* START Data supplied *

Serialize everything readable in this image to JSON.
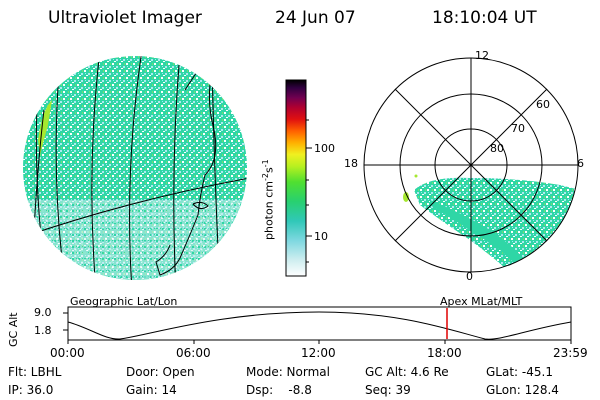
{
  "header": {
    "title": "Ultraviolet Imager",
    "date": "24 Jun 07",
    "time": "18:10:04 UT"
  },
  "colorbar": {
    "unit_label": "photon cm",
    "unit_exp1": "-2",
    "unit_s": "s",
    "unit_exp2": "-1",
    "ticks": [
      "100",
      "10"
    ]
  },
  "polar": {
    "mlt_labels": [
      "12",
      "18",
      "6",
      "0"
    ],
    "lat_labels": [
      "60",
      "70",
      "80"
    ]
  },
  "left_caption": "Geographic Lat/Lon",
  "right_caption": "Apex MLat/MLT",
  "alt_plot": {
    "ylabel": "GC Alt",
    "y_ticks": [
      "9.0",
      "1.8"
    ],
    "x_ticks": [
      "00:00",
      "06:00",
      "12:00",
      "18:00",
      "23:59"
    ],
    "marker_time": "18:10"
  },
  "footer": {
    "row1": [
      "Flt: LBHL",
      "Door: Open",
      "Mode: Normal",
      "GC Alt: 4.6 Re",
      "GLat: -45.1"
    ],
    "row2": [
      "IP: 36.0",
      "Gain: 14",
      "Dsp:    -8.8",
      "Seq: 39",
      "GLon: 128.4"
    ]
  },
  "colors": {
    "emission": "#2ed8a0",
    "emission_bright": "#a6e830",
    "marker": "#e00000"
  }
}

* END Data supplied *

Omit the pictures. Output every record above word for word.

Serialize everything readable in this image to JSON.
{
  "header": {
    "title": "Ultraviolet Imager",
    "date": "24 Jun 07",
    "time": "18:10:04 UT"
  },
  "colorbar": {
    "unit_label": "photon cm",
    "unit_exp1": "-2",
    "unit_s": "s",
    "unit_exp2": "-1",
    "ticks": [
      "100",
      "10"
    ]
  },
  "polar": {
    "mlt_labels": [
      "12",
      "18",
      "6",
      "0"
    ],
    "lat_labels": [
      "60",
      "70",
      "80"
    ]
  },
  "left_caption": "Geographic Lat/Lon",
  "right_caption": "Apex MLat/MLT",
  "alt_plot": {
    "ylabel": "GC Alt",
    "y_ticks": [
      "9.0",
      "1.8"
    ],
    "x_ticks": [
      "00:00",
      "06:00",
      "12:00",
      "18:00",
      "23:59"
    ],
    "marker_time": "18:10"
  },
  "footer": {
    "row1": [
      "Flt: LBHL",
      "Door: Open",
      "Mode: Normal",
      "GC Alt: 4.6 Re",
      "GLat: -45.1"
    ],
    "row2": [
      "IP: 36.0",
      "Gain: 14",
      "Dsp:    -8.8",
      "Seq: 39",
      "GLon: 128.4"
    ]
  },
  "colors": {
    "emission": "#2ed8a0",
    "emission_bright": "#a6e830",
    "marker": "#e00000"
  }
}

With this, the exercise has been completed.